▸ RECORDED INFORMATION
----
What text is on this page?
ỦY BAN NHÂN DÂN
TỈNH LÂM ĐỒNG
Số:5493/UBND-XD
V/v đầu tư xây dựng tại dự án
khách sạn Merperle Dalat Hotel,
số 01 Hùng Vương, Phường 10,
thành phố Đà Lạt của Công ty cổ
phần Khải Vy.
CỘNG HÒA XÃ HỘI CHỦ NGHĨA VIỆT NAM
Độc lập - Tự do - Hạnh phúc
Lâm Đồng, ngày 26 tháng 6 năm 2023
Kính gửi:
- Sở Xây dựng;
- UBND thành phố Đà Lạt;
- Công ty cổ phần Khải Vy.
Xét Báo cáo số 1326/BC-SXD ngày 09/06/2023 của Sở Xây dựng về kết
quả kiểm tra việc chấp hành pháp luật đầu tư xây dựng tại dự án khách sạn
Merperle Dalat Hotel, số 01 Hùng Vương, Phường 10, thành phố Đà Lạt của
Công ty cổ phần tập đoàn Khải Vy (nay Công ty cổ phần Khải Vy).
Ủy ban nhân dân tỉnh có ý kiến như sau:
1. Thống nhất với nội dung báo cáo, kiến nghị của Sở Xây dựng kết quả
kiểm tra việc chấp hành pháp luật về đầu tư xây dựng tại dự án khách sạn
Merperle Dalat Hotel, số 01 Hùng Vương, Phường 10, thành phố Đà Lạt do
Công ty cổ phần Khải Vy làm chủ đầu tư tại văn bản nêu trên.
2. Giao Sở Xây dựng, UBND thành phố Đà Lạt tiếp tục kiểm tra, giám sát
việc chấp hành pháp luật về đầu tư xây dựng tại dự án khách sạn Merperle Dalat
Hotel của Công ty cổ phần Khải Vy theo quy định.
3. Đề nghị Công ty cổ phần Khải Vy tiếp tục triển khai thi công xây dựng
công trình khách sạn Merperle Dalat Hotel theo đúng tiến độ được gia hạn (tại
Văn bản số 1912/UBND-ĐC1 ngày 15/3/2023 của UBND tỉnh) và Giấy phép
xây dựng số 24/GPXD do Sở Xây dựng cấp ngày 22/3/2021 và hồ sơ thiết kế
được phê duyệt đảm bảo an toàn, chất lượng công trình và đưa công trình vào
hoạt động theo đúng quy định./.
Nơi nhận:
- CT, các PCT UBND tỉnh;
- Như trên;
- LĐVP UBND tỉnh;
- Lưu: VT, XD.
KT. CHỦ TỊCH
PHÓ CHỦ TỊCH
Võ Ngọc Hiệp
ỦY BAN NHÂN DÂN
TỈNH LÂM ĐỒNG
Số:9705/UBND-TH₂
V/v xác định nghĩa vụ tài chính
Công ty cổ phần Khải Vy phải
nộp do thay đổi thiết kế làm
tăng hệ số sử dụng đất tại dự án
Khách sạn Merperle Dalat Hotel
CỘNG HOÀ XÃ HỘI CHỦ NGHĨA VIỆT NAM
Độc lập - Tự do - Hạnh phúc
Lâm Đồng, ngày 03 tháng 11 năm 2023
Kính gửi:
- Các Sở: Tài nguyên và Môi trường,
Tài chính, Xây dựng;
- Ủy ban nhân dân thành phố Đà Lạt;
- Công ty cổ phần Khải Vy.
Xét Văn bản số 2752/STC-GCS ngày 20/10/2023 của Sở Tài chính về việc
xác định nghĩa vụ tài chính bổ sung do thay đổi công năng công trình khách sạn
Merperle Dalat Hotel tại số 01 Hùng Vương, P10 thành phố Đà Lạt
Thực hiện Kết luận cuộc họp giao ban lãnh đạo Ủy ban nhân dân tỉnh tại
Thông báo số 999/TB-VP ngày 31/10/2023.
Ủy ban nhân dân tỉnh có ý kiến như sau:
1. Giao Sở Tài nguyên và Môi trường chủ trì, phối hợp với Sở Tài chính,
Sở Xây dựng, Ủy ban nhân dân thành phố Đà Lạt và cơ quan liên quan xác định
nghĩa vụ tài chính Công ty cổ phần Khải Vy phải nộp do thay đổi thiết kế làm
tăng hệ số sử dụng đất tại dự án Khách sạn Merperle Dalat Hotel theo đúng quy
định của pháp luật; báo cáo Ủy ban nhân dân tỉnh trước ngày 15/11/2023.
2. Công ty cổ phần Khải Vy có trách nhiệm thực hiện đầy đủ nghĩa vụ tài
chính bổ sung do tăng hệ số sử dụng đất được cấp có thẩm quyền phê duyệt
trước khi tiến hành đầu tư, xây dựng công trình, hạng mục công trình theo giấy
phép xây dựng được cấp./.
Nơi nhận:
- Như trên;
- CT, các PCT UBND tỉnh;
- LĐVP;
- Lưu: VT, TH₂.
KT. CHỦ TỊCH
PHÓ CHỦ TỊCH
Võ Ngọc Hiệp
----
Write out the listing once more, matching it exactly.

▸ CORRECT ANSWER
What text is on this page?
ỦY BAN NHÂN DÂN
TỈNH LÂM ĐỒNG
Số:5493/UBND-XD
V/v đầu tư xây dựng tại dự án
khách sạn Merperle Dalat Hotel,
số 01 Hùng Vương, Phường 10,
thành phố Đà Lạt của Công ty cổ
phần Khải Vy.
CỘNG HÒA XÃ HỘI CHỦ NGHĨA VIỆT NAM
Độc lập - Tự do - Hạnh phúc
Lâm Đồng, ngày 26 tháng 6 năm 2023
Kính gửi:
- Sở Xây dựng;
- UBND thành phố Đà Lạt;
- Công ty cổ phần Khải Vy.
Xét Báo cáo số 1326/BC-SXD ngày 09/06/2023 của Sở Xây dựng về kết
quả kiểm tra việc chấp hành pháp luật đầu tư xây dựng tại dự án khách sạn
Merperle Dalat Hotel, số 01 Hùng Vương, Phường 10, thành phố Đà Lạt của
Công ty cổ phần tập đoàn Khải Vy (nay Công ty cổ phần Khải Vy).
Ủy ban nhân dân tỉnh có ý kiến như sau:
1. Thống nhất với nội dung báo cáo, kiến nghị của Sở Xây dựng kết quả
kiểm tra việc chấp hành pháp luật về đầu tư xây dựng tại dự án khách sạn
Merperle Dalat Hotel, số 01 Hùng Vương, Phường 10, thành phố Đà Lạt do
Công ty cổ phần Khải Vy làm chủ đầu tư tại văn bản nêu trên.
2. Giao Sở Xây dựng, UBND thành phố Đà Lạt tiếp tục kiểm tra, giám sát
việc chấp hành pháp luật về đầu tư xây dựng tại dự án khách sạn Merperle Dalat
Hotel của Công ty cổ phần Khải Vy theo quy định.
3. Đề nghị Công ty cổ phần Khải Vy tiếp tục triển khai thi công xây dựng
công trình khách sạn Merperle Dalat Hotel theo đúng tiến độ được gia hạn (tại
Văn bản số 1912/UBND-ĐC1 ngày 15/3/2023 của UBND tỉnh) và Giấy phép
xây dựng số 24/GPXD do Sở Xây dựng cấp ngày 22/3/2021 và hồ sơ thiết kế
được phê duyệt đảm bảo an toàn, chất lượng công trình và đưa công trình vào
hoạt động theo đúng quy định./.
Nơi nhận:
- CT, các PCT UBND tỉnh;
- Như trên;
- LĐVP UBND tỉnh;
- Lưu: VT, XD.
KT. CHỦ TỊCH
PHÓ CHỦ TỊCH
Võ Ngọc Hiệp
ỦY BAN NHÂN DÂN
TỈNH LÂM ĐỒNG
Số:9705/UBND-TH₂
V/v xác định nghĩa vụ tài chính
Công ty cổ phần Khải Vy phải
nộp do thay đổi thiết kế làm
tăng hệ số sử dụng đất tại dự án
Khách sạn Merperle Dalat Hotel
CỘNG HOÀ XÃ HỘI CHỦ NGHĨA VIỆT NAM
Độc lập - Tự do - Hạnh phúc
Lâm Đồng, ngày 03 tháng 11 năm 2023
Kính gửi:
- Các Sở: Tài nguyên và Môi trường,
Tài chính, Xây dựng;
- Ủy ban nhân dân thành phố Đà Lạt;
- Công ty cổ phần Khải Vy.
Xét Văn bản số 2752/STC-GCS ngày 20/10/2023 của Sở Tài chính về việc
xác định nghĩa vụ tài chính bổ sung do thay đổi công năng công trình khách sạn
Merperle Dalat Hotel tại số 01 Hùng Vương, P10 thành phố Đà Lạt
Thực hiện Kết luận cuộc họp giao ban lãnh đạo Ủy ban nhân dân tỉnh tại
Thông báo số 999/TB-VP ngày 31/10/2023.
Ủy ban nhân dân tỉnh có ý kiến như sau:
1. Giao Sở Tài nguyên và Môi trường chủ trì, phối hợp với Sở Tài chính,
Sở Xây dựng, Ủy ban nhân dân thành phố Đà Lạt và cơ quan liên quan xác định
nghĩa vụ tài chính Công ty cổ phần Khải Vy phải nộp do thay đổi thiết kế làm
tăng hệ số sử dụng đất tại dự án Khách sạn Merperle Dalat Hotel theo đúng quy
định của pháp luật; báo cáo Ủy ban nhân dân tỉnh trước ngày 15/11/2023.
2. Công ty cổ phần Khải Vy có trách nhiệm thực hiện đầy đủ nghĩa vụ tài
chính bổ sung do tăng hệ số sử dụng đất được cấp có thẩm quyền phê duyệt
trước khi tiến hành đầu tư, xây dựng công trình, hạng mục công trình theo giấy
phép xây dựng được cấp./.
Nơi nhận:
- Như trên;
- CT, các PCT UBND tỉnh;
- LĐVP;
- Lưu: VT, TH₂.
KT. CHỦ TỊCH
PHÓ CHỦ TỊCH
Võ Ngọc Hiệp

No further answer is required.